Please copy the listing below line for line, exactly as it appears.

— DATASET CONTENT —
* * * *
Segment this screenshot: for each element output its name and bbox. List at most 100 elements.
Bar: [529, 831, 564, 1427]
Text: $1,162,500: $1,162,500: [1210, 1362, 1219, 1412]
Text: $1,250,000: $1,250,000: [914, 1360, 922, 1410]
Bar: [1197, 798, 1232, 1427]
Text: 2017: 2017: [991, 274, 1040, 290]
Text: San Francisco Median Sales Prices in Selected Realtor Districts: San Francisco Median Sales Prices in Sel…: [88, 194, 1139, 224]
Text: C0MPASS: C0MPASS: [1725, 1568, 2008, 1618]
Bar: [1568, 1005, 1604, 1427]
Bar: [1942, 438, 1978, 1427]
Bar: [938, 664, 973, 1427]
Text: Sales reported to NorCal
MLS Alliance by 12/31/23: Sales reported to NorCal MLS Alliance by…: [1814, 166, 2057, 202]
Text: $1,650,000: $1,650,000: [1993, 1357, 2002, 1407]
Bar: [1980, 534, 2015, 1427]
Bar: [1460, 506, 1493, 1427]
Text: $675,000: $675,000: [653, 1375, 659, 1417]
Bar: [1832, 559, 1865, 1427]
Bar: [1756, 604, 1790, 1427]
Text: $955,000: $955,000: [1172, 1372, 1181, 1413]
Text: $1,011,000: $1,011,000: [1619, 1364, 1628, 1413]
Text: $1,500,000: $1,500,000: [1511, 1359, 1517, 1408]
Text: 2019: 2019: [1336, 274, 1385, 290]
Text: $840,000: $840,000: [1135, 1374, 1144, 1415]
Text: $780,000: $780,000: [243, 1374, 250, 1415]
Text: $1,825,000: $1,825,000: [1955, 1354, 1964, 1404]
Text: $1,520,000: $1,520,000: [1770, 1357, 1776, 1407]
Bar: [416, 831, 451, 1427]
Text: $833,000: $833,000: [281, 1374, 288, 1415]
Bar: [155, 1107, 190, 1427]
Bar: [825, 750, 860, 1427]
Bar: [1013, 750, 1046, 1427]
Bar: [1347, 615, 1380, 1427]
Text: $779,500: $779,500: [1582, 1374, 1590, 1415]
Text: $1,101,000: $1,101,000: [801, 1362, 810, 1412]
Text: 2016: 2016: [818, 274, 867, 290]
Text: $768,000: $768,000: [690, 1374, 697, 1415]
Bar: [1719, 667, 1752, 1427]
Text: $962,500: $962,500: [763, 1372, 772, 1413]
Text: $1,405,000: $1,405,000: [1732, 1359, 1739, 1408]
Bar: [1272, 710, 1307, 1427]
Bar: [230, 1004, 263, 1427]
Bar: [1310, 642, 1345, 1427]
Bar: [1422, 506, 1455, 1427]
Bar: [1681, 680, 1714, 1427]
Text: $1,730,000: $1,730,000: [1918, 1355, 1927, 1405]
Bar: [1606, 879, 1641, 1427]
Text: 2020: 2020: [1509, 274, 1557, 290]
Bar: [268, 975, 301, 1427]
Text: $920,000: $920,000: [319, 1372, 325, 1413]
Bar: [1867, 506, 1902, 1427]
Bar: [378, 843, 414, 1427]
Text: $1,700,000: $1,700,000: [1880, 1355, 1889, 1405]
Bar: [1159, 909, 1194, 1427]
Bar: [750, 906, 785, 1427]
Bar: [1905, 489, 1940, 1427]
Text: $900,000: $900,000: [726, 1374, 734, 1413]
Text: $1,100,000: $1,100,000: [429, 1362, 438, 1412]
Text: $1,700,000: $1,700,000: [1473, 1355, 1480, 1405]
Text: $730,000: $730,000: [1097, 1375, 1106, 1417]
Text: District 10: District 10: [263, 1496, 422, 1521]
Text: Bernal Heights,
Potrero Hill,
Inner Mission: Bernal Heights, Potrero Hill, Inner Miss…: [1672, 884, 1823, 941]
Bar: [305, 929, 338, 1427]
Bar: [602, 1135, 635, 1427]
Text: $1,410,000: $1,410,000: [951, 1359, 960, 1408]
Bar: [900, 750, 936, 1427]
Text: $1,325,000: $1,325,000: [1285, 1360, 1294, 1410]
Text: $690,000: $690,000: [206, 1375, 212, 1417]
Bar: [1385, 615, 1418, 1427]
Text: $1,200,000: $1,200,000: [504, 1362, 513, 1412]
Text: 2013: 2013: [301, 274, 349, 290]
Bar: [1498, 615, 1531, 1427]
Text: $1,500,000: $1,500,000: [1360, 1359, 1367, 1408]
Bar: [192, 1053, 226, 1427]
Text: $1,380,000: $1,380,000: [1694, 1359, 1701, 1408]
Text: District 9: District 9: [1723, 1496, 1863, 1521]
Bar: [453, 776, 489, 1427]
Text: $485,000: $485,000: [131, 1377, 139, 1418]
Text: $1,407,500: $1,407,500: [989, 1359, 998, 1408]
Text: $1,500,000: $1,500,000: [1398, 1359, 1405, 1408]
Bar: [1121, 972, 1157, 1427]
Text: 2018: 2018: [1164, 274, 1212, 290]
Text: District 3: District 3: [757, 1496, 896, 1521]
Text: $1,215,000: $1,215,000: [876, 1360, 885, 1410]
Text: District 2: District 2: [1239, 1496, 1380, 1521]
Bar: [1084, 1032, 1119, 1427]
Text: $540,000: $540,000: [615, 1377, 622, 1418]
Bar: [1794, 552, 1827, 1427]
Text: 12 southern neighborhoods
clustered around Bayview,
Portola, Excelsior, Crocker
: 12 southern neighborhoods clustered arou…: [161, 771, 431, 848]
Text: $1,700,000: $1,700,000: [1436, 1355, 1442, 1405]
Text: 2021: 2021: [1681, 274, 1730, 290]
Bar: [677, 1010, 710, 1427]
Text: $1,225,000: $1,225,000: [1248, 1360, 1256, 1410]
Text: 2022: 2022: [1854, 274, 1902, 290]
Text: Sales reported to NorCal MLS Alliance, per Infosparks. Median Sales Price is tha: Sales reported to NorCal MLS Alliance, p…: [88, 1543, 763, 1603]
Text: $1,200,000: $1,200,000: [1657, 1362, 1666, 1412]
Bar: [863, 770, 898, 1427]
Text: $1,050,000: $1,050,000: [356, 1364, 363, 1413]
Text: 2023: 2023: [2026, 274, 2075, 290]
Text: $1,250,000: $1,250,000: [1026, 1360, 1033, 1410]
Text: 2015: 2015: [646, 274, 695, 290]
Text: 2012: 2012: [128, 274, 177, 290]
* * * *
— TASK RESPONSE —
Segment this screenshot: for each element output its name and bbox. List at most 100 elements.
Bar: [529, 831, 564, 1427]
Text: $1,162,500: $1,162,500: [1210, 1362, 1219, 1412]
Text: $1,250,000: $1,250,000: [914, 1360, 922, 1410]
Bar: [1197, 798, 1232, 1427]
Text: 2017: 2017: [991, 274, 1040, 290]
Text: San Francisco Median Sales Prices in Selected Realtor Districts: San Francisco Median Sales Prices in Sel…: [88, 194, 1139, 224]
Text: C0MPASS: C0MPASS: [1725, 1568, 2008, 1618]
Bar: [1568, 1005, 1604, 1427]
Bar: [1942, 438, 1978, 1427]
Bar: [938, 664, 973, 1427]
Text: Sales reported to NorCal
MLS Alliance by 12/31/23: Sales reported to NorCal MLS Alliance by…: [1814, 166, 2057, 202]
Text: $1,650,000: $1,650,000: [1993, 1357, 2002, 1407]
Bar: [1980, 534, 2015, 1427]
Bar: [1460, 506, 1493, 1427]
Text: $675,000: $675,000: [653, 1375, 659, 1417]
Bar: [1832, 559, 1865, 1427]
Bar: [1756, 604, 1790, 1427]
Text: $955,000: $955,000: [1172, 1372, 1181, 1413]
Text: $1,011,000: $1,011,000: [1619, 1364, 1628, 1413]
Text: $1,500,000: $1,500,000: [1511, 1359, 1517, 1408]
Text: 2019: 2019: [1336, 274, 1385, 290]
Text: $840,000: $840,000: [1135, 1374, 1144, 1415]
Text: $780,000: $780,000: [243, 1374, 250, 1415]
Text: $1,825,000: $1,825,000: [1955, 1354, 1964, 1404]
Text: $1,520,000: $1,520,000: [1770, 1357, 1776, 1407]
Bar: [416, 831, 451, 1427]
Text: $833,000: $833,000: [281, 1374, 288, 1415]
Bar: [155, 1107, 190, 1427]
Bar: [825, 750, 860, 1427]
Bar: [1013, 750, 1046, 1427]
Bar: [1347, 615, 1380, 1427]
Text: $779,500: $779,500: [1582, 1374, 1590, 1415]
Text: $1,101,000: $1,101,000: [801, 1362, 810, 1412]
Text: 2016: 2016: [818, 274, 867, 290]
Text: $768,000: $768,000: [690, 1374, 697, 1415]
Bar: [1719, 667, 1752, 1427]
Text: $962,500: $962,500: [763, 1372, 772, 1413]
Text: $1,405,000: $1,405,000: [1732, 1359, 1739, 1408]
Bar: [1272, 710, 1307, 1427]
Bar: [230, 1004, 263, 1427]
Bar: [1310, 642, 1345, 1427]
Bar: [1422, 506, 1455, 1427]
Bar: [1681, 680, 1714, 1427]
Text: $1,730,000: $1,730,000: [1918, 1355, 1927, 1405]
Bar: [1606, 879, 1641, 1427]
Text: 2020: 2020: [1509, 274, 1557, 290]
Bar: [268, 975, 301, 1427]
Text: $920,000: $920,000: [319, 1372, 325, 1413]
Bar: [1867, 506, 1902, 1427]
Bar: [378, 843, 414, 1427]
Text: $1,700,000: $1,700,000: [1880, 1355, 1889, 1405]
Bar: [1159, 909, 1194, 1427]
Bar: [750, 906, 785, 1427]
Bar: [1905, 489, 1940, 1427]
Text: $900,000: $900,000: [726, 1374, 734, 1413]
Text: $1,100,000: $1,100,000: [429, 1362, 438, 1412]
Text: $1,700,000: $1,700,000: [1473, 1355, 1480, 1405]
Text: $730,000: $730,000: [1097, 1375, 1106, 1417]
Text: District 10: District 10: [263, 1496, 422, 1521]
Text: Bernal Heights,
Potrero Hill,
Inner Mission: Bernal Heights, Potrero Hill, Inner Miss…: [1672, 884, 1823, 941]
Bar: [305, 929, 338, 1427]
Bar: [602, 1135, 635, 1427]
Text: $1,410,000: $1,410,000: [951, 1359, 960, 1408]
Bar: [900, 750, 936, 1427]
Text: $1,325,000: $1,325,000: [1285, 1360, 1294, 1410]
Text: $690,000: $690,000: [206, 1375, 212, 1417]
Bar: [1385, 615, 1418, 1427]
Text: $1,200,000: $1,200,000: [504, 1362, 513, 1412]
Text: 2013: 2013: [301, 274, 349, 290]
Bar: [1498, 615, 1531, 1427]
Text: $1,500,000: $1,500,000: [1360, 1359, 1367, 1408]
Bar: [192, 1053, 226, 1427]
Text: $1,380,000: $1,380,000: [1694, 1359, 1701, 1408]
Text: District 9: District 9: [1723, 1496, 1863, 1521]
Bar: [453, 776, 489, 1427]
Text: $485,000: $485,000: [131, 1377, 139, 1418]
Text: $1,407,500: $1,407,500: [989, 1359, 998, 1408]
Text: $1,500,000: $1,500,000: [1398, 1359, 1405, 1408]
Bar: [1121, 972, 1157, 1427]
Text: 2018: 2018: [1164, 274, 1212, 290]
Text: District 3: District 3: [757, 1496, 896, 1521]
Text: $1,215,000: $1,215,000: [876, 1360, 885, 1410]
Text: District 2: District 2: [1239, 1496, 1380, 1521]
Bar: [1084, 1032, 1119, 1427]
Text: $540,000: $540,000: [615, 1377, 622, 1418]
Bar: [1794, 552, 1827, 1427]
Text: 12 southern neighborhoods
clustered around Bayview,
Portola, Excelsior, Crocker
: 12 southern neighborhoods clustered arou…: [161, 771, 431, 848]
Text: $1,700,000: $1,700,000: [1436, 1355, 1442, 1405]
Text: 2021: 2021: [1681, 274, 1730, 290]
Bar: [677, 1010, 710, 1427]
Text: $1,225,000: $1,225,000: [1248, 1360, 1256, 1410]
Text: 2022: 2022: [1854, 274, 1902, 290]
Text: Sales reported to NorCal MLS Alliance, per Infosparks. Median Sales Price is tha: Sales reported to NorCal MLS Alliance, p…: [88, 1543, 763, 1603]
Text: $1,200,000: $1,200,000: [1657, 1362, 1666, 1412]
Bar: [863, 770, 898, 1427]
Text: $1,050,000: $1,050,000: [356, 1364, 363, 1413]
Text: 2023: 2023: [2026, 274, 2075, 290]
Text: $1,250,000: $1,250,000: [1026, 1360, 1033, 1410]
Text: 2015: 2015: [646, 274, 695, 290]
Text: 2012: 2012: [128, 274, 177, 290]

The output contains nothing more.